### What to produce
Write out all of the entries exactly, please.

(Stored entries)
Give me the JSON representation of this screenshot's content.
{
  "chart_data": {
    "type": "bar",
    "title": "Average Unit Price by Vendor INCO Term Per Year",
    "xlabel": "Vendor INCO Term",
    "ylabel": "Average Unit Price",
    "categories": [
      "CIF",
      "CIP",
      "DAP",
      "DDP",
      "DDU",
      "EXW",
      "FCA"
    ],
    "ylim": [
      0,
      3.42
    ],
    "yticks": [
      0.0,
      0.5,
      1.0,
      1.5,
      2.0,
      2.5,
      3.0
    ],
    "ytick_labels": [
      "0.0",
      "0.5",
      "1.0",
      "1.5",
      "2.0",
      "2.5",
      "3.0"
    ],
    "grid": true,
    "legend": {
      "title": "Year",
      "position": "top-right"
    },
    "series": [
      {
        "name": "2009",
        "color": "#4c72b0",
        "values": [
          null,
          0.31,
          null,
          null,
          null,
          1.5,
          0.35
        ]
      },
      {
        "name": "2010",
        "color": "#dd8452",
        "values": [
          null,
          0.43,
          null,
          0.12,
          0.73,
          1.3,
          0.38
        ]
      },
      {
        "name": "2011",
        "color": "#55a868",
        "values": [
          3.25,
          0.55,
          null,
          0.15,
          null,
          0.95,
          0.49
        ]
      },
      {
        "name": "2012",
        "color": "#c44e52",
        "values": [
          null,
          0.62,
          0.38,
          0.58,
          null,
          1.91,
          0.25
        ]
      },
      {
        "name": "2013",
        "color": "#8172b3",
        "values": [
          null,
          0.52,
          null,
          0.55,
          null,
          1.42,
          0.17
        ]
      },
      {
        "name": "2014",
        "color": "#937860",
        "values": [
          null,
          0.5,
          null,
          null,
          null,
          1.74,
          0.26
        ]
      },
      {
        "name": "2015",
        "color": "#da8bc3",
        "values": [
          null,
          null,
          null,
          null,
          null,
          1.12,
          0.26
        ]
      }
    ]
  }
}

### Final answer
Give me the JSON representation of this screenshot's content.
{
  "chart_data": {
    "type": "bar",
    "title": "Average Unit Price by Vendor INCO Term Per Year",
    "xlabel": "Vendor INCO Term",
    "ylabel": "Average Unit Price",
    "categories": [
      "CIF",
      "CIP",
      "DAP",
      "DDP",
      "DDU",
      "EXW",
      "FCA"
    ],
    "ylim": [
      0,
      3.42
    ],
    "yticks": [
      0.0,
      0.5,
      1.0,
      1.5,
      2.0,
      2.5,
      3.0
    ],
    "ytick_labels": [
      "0.0",
      "0.5",
      "1.0",
      "1.5",
      "2.0",
      "2.5",
      "3.0"
    ],
    "grid": true,
    "legend": {
      "title": "Year",
      "position": "top-right"
    },
    "series": [
      {
        "name": "2009",
        "color": "#4c72b0",
        "values": [
          null,
          0.31,
          null,
          null,
          null,
          1.5,
          0.35
        ]
      },
      {
        "name": "2010",
        "color": "#dd8452",
        "values": [
          null,
          0.43,
          null,
          0.12,
          0.73,
          1.3,
          0.38
        ]
      },
      {
        "name": "2011",
        "color": "#55a868",
        "values": [
          3.25,
          0.55,
          null,
          0.15,
          null,
          0.95,
          0.49
        ]
      },
      {
        "name": "2012",
        "color": "#c44e52",
        "values": [
          null,
          0.62,
          0.38,
          0.58,
          null,
          1.91,
          0.25
        ]
      },
      {
        "name": "2013",
        "color": "#8172b3",
        "values": [
          null,
          0.52,
          null,
          0.55,
          null,
          1.42,
          0.17
        ]
      },
      {
        "name": "2014",
        "color": "#937860",
        "values": [
          null,
          0.5,
          null,
          null,
          null,
          1.74,
          0.26
        ]
      },
      {
        "name": "2015",
        "color": "#da8bc3",
        "values": [
          null,
          null,
          null,
          null,
          null,
          1.12,
          0.26
        ]
      }
    ]
  }
}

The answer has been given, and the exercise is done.